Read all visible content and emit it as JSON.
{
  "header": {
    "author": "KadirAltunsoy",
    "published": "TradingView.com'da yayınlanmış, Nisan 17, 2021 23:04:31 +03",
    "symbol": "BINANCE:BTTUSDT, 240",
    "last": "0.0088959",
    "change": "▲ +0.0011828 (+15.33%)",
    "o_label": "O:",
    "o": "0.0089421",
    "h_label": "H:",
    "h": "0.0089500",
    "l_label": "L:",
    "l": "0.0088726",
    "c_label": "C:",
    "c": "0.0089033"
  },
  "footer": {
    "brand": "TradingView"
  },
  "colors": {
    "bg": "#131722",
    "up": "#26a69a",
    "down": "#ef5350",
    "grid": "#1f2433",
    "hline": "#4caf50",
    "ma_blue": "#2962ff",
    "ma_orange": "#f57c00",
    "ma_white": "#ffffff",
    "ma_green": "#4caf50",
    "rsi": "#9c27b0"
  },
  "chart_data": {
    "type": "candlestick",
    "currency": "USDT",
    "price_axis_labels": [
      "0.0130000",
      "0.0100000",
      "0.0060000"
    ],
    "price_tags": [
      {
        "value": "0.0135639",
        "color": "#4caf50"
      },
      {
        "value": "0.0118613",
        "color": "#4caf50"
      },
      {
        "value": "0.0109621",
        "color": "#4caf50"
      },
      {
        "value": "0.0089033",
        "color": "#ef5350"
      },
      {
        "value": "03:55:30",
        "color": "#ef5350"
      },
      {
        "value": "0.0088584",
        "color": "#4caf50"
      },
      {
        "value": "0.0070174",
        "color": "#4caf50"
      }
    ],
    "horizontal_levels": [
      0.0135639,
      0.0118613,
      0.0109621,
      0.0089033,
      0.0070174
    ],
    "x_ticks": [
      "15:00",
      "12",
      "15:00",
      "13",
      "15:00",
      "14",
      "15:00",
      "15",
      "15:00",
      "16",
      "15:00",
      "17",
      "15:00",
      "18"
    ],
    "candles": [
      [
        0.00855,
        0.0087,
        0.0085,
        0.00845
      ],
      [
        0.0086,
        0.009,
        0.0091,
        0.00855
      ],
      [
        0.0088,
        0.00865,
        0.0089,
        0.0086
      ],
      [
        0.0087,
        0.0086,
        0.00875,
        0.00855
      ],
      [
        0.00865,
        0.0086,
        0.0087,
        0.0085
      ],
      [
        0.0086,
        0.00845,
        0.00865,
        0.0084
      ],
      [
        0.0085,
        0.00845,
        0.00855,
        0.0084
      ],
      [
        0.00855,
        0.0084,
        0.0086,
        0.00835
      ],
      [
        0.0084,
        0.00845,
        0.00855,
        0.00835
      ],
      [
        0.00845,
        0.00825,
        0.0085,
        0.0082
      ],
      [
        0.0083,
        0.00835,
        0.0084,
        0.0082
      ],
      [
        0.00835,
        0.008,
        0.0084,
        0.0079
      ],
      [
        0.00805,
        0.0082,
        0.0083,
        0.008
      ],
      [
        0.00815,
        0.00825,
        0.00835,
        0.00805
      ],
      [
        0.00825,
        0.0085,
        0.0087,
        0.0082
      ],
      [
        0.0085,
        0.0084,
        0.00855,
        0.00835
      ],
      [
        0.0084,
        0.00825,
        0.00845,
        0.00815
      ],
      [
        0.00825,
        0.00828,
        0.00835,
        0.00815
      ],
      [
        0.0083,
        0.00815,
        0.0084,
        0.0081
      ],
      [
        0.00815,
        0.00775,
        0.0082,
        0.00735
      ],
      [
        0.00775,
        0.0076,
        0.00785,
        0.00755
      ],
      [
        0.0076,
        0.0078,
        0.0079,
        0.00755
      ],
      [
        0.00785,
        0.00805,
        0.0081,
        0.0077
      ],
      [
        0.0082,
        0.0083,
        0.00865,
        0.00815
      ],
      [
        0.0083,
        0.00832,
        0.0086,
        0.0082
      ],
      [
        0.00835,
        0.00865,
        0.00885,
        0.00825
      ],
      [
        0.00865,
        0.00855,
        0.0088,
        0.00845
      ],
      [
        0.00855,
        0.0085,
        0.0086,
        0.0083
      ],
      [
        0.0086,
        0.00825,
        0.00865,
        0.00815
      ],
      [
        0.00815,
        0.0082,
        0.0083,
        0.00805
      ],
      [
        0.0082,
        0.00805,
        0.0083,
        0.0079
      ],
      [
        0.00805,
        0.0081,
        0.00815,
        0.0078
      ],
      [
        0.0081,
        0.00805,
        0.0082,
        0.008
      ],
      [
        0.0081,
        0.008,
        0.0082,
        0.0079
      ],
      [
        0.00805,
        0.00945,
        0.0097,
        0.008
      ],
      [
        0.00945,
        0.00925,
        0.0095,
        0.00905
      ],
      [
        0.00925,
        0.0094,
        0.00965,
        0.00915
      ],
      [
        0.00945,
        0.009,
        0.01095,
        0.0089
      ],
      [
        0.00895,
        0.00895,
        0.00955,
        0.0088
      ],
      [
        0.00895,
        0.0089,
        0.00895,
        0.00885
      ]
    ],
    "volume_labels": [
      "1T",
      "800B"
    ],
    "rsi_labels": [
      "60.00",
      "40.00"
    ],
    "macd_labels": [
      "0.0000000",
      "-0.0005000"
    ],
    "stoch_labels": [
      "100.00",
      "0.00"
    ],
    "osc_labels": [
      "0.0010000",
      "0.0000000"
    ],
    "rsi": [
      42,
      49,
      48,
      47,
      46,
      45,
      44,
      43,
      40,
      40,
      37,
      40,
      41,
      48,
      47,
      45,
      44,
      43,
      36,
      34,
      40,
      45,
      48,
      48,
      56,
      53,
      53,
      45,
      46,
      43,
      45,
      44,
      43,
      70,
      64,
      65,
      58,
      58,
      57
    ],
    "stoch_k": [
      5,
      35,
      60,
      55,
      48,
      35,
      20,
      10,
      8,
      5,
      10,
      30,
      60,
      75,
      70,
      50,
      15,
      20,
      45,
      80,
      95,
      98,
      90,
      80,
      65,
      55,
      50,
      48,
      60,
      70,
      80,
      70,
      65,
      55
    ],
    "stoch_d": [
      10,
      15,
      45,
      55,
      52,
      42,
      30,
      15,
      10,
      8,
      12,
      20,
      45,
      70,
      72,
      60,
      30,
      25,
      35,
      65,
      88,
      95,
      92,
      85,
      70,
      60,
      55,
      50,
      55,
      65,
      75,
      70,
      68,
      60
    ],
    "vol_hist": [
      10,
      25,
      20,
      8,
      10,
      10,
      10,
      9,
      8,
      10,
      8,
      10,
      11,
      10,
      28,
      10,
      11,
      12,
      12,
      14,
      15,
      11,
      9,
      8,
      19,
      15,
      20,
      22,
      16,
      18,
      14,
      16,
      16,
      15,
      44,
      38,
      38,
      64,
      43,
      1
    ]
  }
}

******************************

Output the listing above word for word.

Read all visible content and emit it as JSON.
{
  "header": {
    "author": "KadirAltunsoy",
    "published": "TradingView.com'da yayınlanmış, Nisan 17, 2021 23:04:31 +03",
    "symbol": "BINANCE:BTTUSDT, 240",
    "last": "0.0088959",
    "change": "▲ +0.0011828 (+15.33%)",
    "o_label": "O:",
    "o": "0.0089421",
    "h_label": "H:",
    "h": "0.0089500",
    "l_label": "L:",
    "l": "0.0088726",
    "c_label": "C:",
    "c": "0.0089033"
  },
  "footer": {
    "brand": "TradingView"
  },
  "colors": {
    "bg": "#131722",
    "up": "#26a69a",
    "down": "#ef5350",
    "grid": "#1f2433",
    "hline": "#4caf50",
    "ma_blue": "#2962ff",
    "ma_orange": "#f57c00",
    "ma_white": "#ffffff",
    "ma_green": "#4caf50",
    "rsi": "#9c27b0"
  },
  "chart_data": {
    "type": "candlestick",
    "currency": "USDT",
    "price_axis_labels": [
      "0.0130000",
      "0.0100000",
      "0.0060000"
    ],
    "price_tags": [
      {
        "value": "0.0135639",
        "color": "#4caf50"
      },
      {
        "value": "0.0118613",
        "color": "#4caf50"
      },
      {
        "value": "0.0109621",
        "color": "#4caf50"
      },
      {
        "value": "0.0089033",
        "color": "#ef5350"
      },
      {
        "value": "03:55:30",
        "color": "#ef5350"
      },
      {
        "value": "0.0088584",
        "color": "#4caf50"
      },
      {
        "value": "0.0070174",
        "color": "#4caf50"
      }
    ],
    "horizontal_levels": [
      0.0135639,
      0.0118613,
      0.0109621,
      0.0089033,
      0.0070174
    ],
    "x_ticks": [
      "15:00",
      "12",
      "15:00",
      "13",
      "15:00",
      "14",
      "15:00",
      "15",
      "15:00",
      "16",
      "15:00",
      "17",
      "15:00",
      "18"
    ],
    "candles": [
      [
        0.00855,
        0.0087,
        0.0085,
        0.00845
      ],
      [
        0.0086,
        0.009,
        0.0091,
        0.00855
      ],
      [
        0.0088,
        0.00865,
        0.0089,
        0.0086
      ],
      [
        0.0087,
        0.0086,
        0.00875,
        0.00855
      ],
      [
        0.00865,
        0.0086,
        0.0087,
        0.0085
      ],
      [
        0.0086,
        0.00845,
        0.00865,
        0.0084
      ],
      [
        0.0085,
        0.00845,
        0.00855,
        0.0084
      ],
      [
        0.00855,
        0.0084,
        0.0086,
        0.00835
      ],
      [
        0.0084,
        0.00845,
        0.00855,
        0.00835
      ],
      [
        0.00845,
        0.00825,
        0.0085,
        0.0082
      ],
      [
        0.0083,
        0.00835,
        0.0084,
        0.0082
      ],
      [
        0.00835,
        0.008,
        0.0084,
        0.0079
      ],
      [
        0.00805,
        0.0082,
        0.0083,
        0.008
      ],
      [
        0.00815,
        0.00825,
        0.00835,
        0.00805
      ],
      [
        0.00825,
        0.0085,
        0.0087,
        0.0082
      ],
      [
        0.0085,
        0.0084,
        0.00855,
        0.00835
      ],
      [
        0.0084,
        0.00825,
        0.00845,
        0.00815
      ],
      [
        0.00825,
        0.00828,
        0.00835,
        0.00815
      ],
      [
        0.0083,
        0.00815,
        0.0084,
        0.0081
      ],
      [
        0.00815,
        0.00775,
        0.0082,
        0.00735
      ],
      [
        0.00775,
        0.0076,
        0.00785,
        0.00755
      ],
      [
        0.0076,
        0.0078,
        0.0079,
        0.00755
      ],
      [
        0.00785,
        0.00805,
        0.0081,
        0.0077
      ],
      [
        0.0082,
        0.0083,
        0.00865,
        0.00815
      ],
      [
        0.0083,
        0.00832,
        0.0086,
        0.0082
      ],
      [
        0.00835,
        0.00865,
        0.00885,
        0.00825
      ],
      [
        0.00865,
        0.00855,
        0.0088,
        0.00845
      ],
      [
        0.00855,
        0.0085,
        0.0086,
        0.0083
      ],
      [
        0.0086,
        0.00825,
        0.00865,
        0.00815
      ],
      [
        0.00815,
        0.0082,
        0.0083,
        0.00805
      ],
      [
        0.0082,
        0.00805,
        0.0083,
        0.0079
      ],
      [
        0.00805,
        0.0081,
        0.00815,
        0.0078
      ],
      [
        0.0081,
        0.00805,
        0.0082,
        0.008
      ],
      [
        0.0081,
        0.008,
        0.0082,
        0.0079
      ],
      [
        0.00805,
        0.00945,
        0.0097,
        0.008
      ],
      [
        0.00945,
        0.00925,
        0.0095,
        0.00905
      ],
      [
        0.00925,
        0.0094,
        0.00965,
        0.00915
      ],
      [
        0.00945,
        0.009,
        0.01095,
        0.0089
      ],
      [
        0.00895,
        0.00895,
        0.00955,
        0.0088
      ],
      [
        0.00895,
        0.0089,
        0.00895,
        0.00885
      ]
    ],
    "volume_labels": [
      "1T",
      "800B"
    ],
    "rsi_labels": [
      "60.00",
      "40.00"
    ],
    "macd_labels": [
      "0.0000000",
      "-0.0005000"
    ],
    "stoch_labels": [
      "100.00",
      "0.00"
    ],
    "osc_labels": [
      "0.0010000",
      "0.0000000"
    ],
    "rsi": [
      42,
      49,
      48,
      47,
      46,
      45,
      44,
      43,
      40,
      40,
      37,
      40,
      41,
      48,
      47,
      45,
      44,
      43,
      36,
      34,
      40,
      45,
      48,
      48,
      56,
      53,
      53,
      45,
      46,
      43,
      45,
      44,
      43,
      70,
      64,
      65,
      58,
      58,
      57
    ],
    "stoch_k": [
      5,
      35,
      60,
      55,
      48,
      35,
      20,
      10,
      8,
      5,
      10,
      30,
      60,
      75,
      70,
      50,
      15,
      20,
      45,
      80,
      95,
      98,
      90,
      80,
      65,
      55,
      50,
      48,
      60,
      70,
      80,
      70,
      65,
      55
    ],
    "stoch_d": [
      10,
      15,
      45,
      55,
      52,
      42,
      30,
      15,
      10,
      8,
      12,
      20,
      45,
      70,
      72,
      60,
      30,
      25,
      35,
      65,
      88,
      95,
      92,
      85,
      70,
      60,
      55,
      50,
      55,
      65,
      75,
      70,
      68,
      60
    ],
    "vol_hist": [
      10,
      25,
      20,
      8,
      10,
      10,
      10,
      9,
      8,
      10,
      8,
      10,
      11,
      10,
      28,
      10,
      11,
      12,
      12,
      14,
      15,
      11,
      9,
      8,
      19,
      15,
      20,
      22,
      16,
      18,
      14,
      16,
      16,
      15,
      44,
      38,
      38,
      64,
      43,
      1
    ]
  }
}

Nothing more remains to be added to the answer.